Set problem –
Write the entries out again exactly as they stand, but without the pictures.

###

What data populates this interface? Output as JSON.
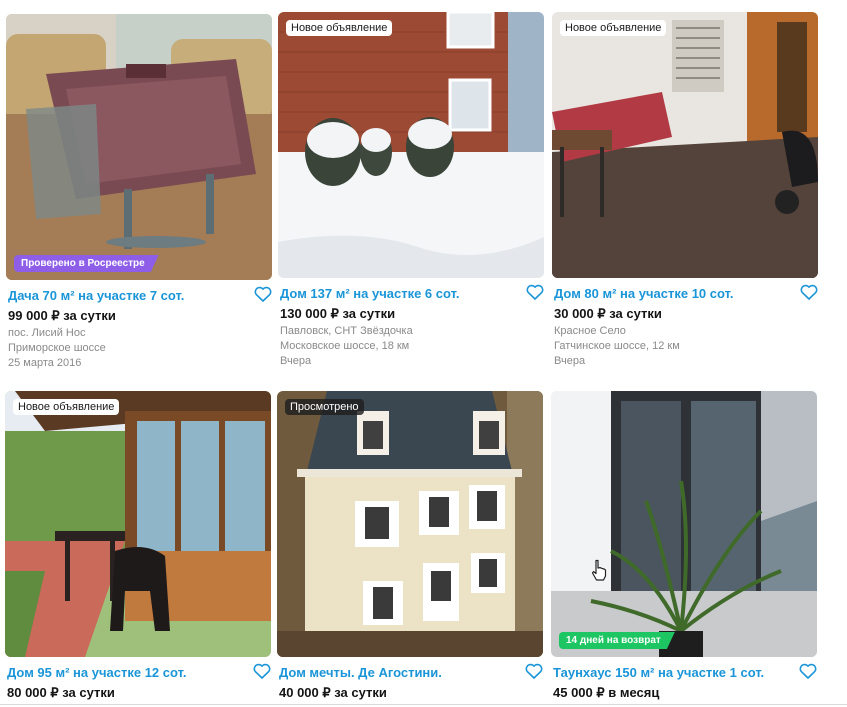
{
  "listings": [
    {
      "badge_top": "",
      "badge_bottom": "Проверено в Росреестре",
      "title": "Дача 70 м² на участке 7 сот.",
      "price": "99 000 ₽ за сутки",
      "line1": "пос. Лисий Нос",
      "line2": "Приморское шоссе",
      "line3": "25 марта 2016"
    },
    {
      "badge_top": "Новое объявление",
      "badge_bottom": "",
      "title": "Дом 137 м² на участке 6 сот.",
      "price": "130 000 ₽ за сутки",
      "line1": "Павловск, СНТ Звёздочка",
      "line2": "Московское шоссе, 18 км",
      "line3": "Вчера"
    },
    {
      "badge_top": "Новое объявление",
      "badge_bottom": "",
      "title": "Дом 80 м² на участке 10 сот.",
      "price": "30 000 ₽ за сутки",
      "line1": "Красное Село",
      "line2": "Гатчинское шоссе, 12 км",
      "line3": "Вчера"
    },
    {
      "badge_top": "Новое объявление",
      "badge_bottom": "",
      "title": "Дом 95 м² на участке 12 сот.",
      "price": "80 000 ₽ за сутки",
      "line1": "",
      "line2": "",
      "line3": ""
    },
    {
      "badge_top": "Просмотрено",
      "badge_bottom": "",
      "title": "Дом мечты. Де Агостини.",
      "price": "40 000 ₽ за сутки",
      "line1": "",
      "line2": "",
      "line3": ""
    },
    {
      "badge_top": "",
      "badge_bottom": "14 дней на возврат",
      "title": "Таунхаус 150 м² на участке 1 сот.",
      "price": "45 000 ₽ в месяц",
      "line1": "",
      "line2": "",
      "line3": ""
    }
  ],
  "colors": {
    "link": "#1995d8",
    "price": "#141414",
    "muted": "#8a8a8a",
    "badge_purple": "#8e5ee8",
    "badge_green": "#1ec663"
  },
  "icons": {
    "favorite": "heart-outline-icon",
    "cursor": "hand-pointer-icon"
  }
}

###

Task output –
What data populates this interface? Output as JSON.
{
  "listings": [
    {
      "badge_top": "",
      "badge_bottom": "Проверено в Росреестре",
      "title": "Дача 70 м² на участке 7 сот.",
      "price": "99 000 ₽ за сутки",
      "line1": "пос. Лисий Нос",
      "line2": "Приморское шоссе",
      "line3": "25 марта 2016"
    },
    {
      "badge_top": "Новое объявление",
      "badge_bottom": "",
      "title": "Дом 137 м² на участке 6 сот.",
      "price": "130 000 ₽ за сутки",
      "line1": "Павловск, СНТ Звёздочка",
      "line2": "Московское шоссе, 18 км",
      "line3": "Вчера"
    },
    {
      "badge_top": "Новое объявление",
      "badge_bottom": "",
      "title": "Дом 80 м² на участке 10 сот.",
      "price": "30 000 ₽ за сутки",
      "line1": "Красное Село",
      "line2": "Гатчинское шоссе, 12 км",
      "line3": "Вчера"
    },
    {
      "badge_top": "Новое объявление",
      "badge_bottom": "",
      "title": "Дом 95 м² на участке 12 сот.",
      "price": "80 000 ₽ за сутки",
      "line1": "",
      "line2": "",
      "line3": ""
    },
    {
      "badge_top": "Просмотрено",
      "badge_bottom": "",
      "title": "Дом мечты. Де Агостини.",
      "price": "40 000 ₽ за сутки",
      "line1": "",
      "line2": "",
      "line3": ""
    },
    {
      "badge_top": "",
      "badge_bottom": "14 дней на возврат",
      "title": "Таунхаус 150 м² на участке 1 сот.",
      "price": "45 000 ₽ в месяц",
      "line1": "",
      "line2": "",
      "line3": ""
    }
  ],
  "colors": {
    "link": "#1995d8",
    "price": "#141414",
    "muted": "#8a8a8a",
    "badge_purple": "#8e5ee8",
    "badge_green": "#1ec663"
  },
  "icons": {
    "favorite": "heart-outline-icon",
    "cursor": "hand-pointer-icon"
  }
}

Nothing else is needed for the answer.